# TO BE DONE
Reproduce verbatim the portion of the Beacon Lights of History page below between "In England and" and "display opposite feelings.", inclusive.

# TEXT SEGMENT
------------------------------------------------

Beacon Lights of History, Volume 14 eBook

John Lord
This eBook from the Gutenberg Project consists of approximately 372 pages of information about Beacon Lights of History, Volume 14.

Beacon Lights of History, Volume 14 eBook

John Lord
This eBook from the Gutenberg Project consists of approximately 372 pages of information about Beacon Lights of History, Volume 14.
In England and the United States reprobation of untruthfulness is strongly expressed, alike by the gentleman and the laborer.  In many parts of the world it is not so.  In Blantyre, for example, according to MacDonald, “to be called a liar is rather a compliment.”  Once more:  English sentiment is such that the mere suspicion of incontinence on the part of a woman is enough to blight her life; but there are peoples whose sentiments entail no such effect, and, in some cases, a reverse effect is produced:  “Unchastity is, with the Wetyaks, a virtue.”  It seems, then, that in respect of all the leading divisions of human conduct, different races of men, and the same races at different stages, entertain opposite beliefs, and display opposite feelings.

------------------------------------------------

# EXTRACTED MATERIAL
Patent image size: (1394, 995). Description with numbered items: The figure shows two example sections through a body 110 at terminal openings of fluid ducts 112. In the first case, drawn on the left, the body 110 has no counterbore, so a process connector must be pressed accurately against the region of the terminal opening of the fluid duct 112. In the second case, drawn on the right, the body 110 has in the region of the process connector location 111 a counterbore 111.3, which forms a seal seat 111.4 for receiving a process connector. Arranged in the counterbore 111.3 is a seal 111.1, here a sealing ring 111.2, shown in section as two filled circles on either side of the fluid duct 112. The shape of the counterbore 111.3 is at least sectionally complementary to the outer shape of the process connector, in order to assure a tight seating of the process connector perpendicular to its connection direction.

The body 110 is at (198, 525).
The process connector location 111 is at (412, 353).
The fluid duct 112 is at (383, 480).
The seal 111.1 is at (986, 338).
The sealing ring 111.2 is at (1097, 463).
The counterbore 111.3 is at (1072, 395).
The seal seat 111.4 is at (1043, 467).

------------------------------------------------

# RESPONSE BELOW
In England and the United States reprobation of untruthfulness is strongly expressed, alike by the gentleman and the laborer.  In many parts of the world it is not so.  In Blantyre, for example, according to MacDonald, “to be called a liar is rather a compliment.”  Once more:  English sentiment is such that the mere suspicion of incontinence on the part of a woman is enough to blight her life; but there are peoples whose sentiments entail no such effect, and, in some cases, a reverse effect is produced:  “Unchastity is, with the Wetyaks, a virtue.”  It seems, then, that in respect of all the leading divisions of human conduct, different races of men, and the same races at different stages, entertain opposite beliefs, and display opposite feelings.